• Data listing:
** START **
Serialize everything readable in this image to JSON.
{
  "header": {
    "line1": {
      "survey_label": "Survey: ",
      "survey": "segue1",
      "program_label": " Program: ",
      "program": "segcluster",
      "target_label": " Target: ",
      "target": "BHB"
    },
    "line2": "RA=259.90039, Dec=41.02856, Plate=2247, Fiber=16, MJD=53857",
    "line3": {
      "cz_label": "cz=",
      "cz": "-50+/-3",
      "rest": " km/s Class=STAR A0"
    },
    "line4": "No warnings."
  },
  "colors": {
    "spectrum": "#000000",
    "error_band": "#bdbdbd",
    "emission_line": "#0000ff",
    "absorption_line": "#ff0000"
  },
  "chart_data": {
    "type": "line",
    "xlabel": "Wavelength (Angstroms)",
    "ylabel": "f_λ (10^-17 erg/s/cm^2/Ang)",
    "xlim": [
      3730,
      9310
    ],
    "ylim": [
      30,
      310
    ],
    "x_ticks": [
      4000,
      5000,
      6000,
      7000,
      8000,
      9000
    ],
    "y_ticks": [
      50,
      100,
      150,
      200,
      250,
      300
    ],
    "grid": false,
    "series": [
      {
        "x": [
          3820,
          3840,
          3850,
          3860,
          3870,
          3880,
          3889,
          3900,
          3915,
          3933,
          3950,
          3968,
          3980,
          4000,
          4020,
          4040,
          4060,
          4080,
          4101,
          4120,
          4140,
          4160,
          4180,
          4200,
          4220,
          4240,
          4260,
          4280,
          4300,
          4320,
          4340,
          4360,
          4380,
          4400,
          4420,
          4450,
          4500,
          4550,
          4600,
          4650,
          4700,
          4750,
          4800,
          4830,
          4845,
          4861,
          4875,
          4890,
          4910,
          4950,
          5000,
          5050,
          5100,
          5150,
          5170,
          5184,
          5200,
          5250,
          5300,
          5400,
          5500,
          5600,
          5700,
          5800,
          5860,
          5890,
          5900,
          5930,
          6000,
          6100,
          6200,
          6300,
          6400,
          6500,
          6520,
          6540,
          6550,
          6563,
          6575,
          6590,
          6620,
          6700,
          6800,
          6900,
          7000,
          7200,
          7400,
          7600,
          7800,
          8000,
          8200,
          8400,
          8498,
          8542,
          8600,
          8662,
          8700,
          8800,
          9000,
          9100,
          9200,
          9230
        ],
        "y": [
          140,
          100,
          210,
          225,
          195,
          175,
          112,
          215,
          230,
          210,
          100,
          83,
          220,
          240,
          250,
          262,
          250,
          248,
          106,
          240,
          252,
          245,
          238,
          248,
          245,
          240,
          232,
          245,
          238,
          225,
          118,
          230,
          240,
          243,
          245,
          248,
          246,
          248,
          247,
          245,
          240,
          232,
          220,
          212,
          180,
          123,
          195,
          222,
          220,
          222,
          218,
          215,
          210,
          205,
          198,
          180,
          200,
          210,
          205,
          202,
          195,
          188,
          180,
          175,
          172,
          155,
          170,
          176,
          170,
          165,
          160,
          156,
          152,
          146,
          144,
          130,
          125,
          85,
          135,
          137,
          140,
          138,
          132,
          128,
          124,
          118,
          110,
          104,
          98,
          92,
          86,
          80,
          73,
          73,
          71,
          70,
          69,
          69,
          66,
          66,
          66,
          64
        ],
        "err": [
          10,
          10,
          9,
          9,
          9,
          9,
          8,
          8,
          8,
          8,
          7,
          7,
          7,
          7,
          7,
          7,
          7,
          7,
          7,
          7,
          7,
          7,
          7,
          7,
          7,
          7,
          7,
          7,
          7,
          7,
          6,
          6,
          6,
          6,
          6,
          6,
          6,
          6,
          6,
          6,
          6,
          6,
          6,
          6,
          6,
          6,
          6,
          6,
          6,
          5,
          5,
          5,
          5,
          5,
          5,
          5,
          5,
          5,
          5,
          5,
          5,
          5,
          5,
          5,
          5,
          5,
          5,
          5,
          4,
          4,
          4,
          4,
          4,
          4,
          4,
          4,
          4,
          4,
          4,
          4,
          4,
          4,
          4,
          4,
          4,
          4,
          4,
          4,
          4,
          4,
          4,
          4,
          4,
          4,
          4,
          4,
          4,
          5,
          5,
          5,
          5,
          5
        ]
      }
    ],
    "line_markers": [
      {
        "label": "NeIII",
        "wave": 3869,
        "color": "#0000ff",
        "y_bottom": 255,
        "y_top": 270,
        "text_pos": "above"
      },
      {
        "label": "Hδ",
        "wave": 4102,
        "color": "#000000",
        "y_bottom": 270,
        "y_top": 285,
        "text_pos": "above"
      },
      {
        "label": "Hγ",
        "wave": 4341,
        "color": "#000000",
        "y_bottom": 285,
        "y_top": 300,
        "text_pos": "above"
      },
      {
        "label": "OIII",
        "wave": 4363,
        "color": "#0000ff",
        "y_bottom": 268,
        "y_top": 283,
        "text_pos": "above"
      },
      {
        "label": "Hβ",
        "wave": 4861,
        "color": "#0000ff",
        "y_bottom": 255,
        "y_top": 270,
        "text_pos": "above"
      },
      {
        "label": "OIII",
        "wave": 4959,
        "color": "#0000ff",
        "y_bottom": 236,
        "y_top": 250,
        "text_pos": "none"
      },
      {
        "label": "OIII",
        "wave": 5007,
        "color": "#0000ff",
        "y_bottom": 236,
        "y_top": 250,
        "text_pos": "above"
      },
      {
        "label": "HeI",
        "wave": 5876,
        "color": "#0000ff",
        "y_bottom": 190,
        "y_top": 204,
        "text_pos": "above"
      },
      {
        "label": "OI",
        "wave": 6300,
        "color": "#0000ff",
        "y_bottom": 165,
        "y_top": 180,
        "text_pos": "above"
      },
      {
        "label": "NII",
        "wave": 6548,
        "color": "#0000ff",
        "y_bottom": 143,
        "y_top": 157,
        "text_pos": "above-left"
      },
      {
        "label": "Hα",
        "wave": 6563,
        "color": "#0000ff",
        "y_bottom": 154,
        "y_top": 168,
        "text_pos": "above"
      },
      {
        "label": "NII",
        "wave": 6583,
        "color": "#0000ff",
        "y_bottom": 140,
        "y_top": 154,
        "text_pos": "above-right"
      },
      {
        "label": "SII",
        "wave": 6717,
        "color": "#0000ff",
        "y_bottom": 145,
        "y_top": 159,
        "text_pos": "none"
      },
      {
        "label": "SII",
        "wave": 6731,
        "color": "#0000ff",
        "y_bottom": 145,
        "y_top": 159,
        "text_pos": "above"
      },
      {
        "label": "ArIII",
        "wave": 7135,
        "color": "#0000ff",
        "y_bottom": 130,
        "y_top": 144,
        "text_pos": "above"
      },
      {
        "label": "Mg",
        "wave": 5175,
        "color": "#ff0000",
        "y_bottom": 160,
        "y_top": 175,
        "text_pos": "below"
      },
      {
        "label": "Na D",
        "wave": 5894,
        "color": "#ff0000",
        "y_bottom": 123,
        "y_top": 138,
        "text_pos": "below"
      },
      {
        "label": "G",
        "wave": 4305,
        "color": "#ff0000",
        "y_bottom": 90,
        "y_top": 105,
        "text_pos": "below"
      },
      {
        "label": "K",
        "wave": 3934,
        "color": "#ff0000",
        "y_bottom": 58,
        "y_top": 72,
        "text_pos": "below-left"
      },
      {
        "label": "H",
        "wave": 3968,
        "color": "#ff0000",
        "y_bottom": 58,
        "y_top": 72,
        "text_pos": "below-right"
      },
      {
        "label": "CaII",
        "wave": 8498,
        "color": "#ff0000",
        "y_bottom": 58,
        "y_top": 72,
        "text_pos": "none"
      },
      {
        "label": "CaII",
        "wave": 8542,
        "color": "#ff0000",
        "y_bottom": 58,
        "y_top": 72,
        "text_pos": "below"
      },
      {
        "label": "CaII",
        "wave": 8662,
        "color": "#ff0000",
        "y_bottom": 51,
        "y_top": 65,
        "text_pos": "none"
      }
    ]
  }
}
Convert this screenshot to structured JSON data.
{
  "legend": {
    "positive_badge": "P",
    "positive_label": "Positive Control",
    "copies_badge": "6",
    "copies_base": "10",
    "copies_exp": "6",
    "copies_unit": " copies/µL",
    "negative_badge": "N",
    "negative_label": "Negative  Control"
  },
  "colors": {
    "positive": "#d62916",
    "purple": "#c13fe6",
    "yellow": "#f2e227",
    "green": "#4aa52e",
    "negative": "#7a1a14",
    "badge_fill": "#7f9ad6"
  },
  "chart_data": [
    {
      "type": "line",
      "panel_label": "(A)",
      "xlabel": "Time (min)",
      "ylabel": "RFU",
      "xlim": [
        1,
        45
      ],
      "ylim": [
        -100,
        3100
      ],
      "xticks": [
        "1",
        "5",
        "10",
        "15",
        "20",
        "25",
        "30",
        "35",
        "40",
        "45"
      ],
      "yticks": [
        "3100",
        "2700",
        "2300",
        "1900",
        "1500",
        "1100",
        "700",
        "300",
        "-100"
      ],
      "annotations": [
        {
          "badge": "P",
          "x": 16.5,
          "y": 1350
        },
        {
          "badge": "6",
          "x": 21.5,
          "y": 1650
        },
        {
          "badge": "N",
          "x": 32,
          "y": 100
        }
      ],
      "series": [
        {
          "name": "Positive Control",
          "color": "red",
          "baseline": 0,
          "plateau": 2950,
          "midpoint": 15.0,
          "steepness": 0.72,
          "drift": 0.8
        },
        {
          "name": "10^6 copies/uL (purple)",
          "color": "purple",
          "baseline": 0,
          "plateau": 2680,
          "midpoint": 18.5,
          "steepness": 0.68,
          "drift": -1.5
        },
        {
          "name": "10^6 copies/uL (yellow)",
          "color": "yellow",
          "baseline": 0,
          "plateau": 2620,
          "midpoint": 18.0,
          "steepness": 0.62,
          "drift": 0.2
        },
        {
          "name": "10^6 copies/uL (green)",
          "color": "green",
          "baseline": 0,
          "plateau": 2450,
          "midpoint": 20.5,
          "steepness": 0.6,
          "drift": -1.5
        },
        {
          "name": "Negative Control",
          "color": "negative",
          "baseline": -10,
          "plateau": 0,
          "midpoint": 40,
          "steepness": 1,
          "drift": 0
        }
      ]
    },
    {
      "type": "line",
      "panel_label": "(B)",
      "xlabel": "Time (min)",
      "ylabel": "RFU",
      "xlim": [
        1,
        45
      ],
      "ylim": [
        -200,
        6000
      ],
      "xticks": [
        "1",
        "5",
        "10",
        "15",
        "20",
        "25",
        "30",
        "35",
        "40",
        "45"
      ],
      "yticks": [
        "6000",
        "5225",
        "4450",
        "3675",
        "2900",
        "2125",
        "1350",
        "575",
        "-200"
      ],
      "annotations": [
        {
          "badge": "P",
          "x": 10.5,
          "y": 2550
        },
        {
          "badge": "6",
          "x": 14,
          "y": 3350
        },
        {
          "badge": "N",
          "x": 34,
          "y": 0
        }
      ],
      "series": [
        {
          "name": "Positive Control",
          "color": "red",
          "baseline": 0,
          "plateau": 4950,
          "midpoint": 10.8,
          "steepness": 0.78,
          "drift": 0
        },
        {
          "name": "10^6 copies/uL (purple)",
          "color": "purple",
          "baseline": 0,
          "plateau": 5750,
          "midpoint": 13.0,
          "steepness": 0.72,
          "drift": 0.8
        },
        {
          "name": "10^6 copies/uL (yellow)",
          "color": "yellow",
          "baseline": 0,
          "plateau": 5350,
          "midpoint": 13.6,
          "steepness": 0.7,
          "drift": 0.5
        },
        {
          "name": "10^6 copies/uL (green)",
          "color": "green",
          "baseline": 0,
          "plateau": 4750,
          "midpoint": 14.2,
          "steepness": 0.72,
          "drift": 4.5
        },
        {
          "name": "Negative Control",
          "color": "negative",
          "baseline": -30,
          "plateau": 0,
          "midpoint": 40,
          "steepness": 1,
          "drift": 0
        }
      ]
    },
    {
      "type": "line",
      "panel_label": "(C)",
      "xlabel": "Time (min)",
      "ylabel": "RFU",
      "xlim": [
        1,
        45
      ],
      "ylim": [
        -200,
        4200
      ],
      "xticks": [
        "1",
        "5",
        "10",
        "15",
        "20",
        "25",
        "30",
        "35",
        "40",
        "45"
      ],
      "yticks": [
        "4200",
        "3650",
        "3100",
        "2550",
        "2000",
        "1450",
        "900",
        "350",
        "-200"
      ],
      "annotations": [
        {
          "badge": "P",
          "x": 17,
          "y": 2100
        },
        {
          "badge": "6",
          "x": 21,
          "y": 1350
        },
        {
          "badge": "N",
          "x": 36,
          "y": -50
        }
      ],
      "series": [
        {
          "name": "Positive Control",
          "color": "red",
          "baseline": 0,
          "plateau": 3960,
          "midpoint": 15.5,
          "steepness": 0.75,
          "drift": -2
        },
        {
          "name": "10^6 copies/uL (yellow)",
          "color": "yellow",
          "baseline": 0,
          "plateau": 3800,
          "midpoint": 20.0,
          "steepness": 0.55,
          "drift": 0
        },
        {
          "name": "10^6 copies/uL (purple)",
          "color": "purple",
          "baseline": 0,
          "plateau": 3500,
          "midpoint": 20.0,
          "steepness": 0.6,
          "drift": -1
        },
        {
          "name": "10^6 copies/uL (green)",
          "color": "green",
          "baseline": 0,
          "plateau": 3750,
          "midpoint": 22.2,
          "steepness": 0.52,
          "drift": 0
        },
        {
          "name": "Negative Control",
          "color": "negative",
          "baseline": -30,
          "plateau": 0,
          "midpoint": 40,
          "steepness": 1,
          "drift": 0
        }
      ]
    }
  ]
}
** END **
• TO BE DONE: Using the records above, list each line that includes "right".

• RESULT OF THE EXERCISE:
        "text_pos": "above-right"
        "text_pos": "below-right"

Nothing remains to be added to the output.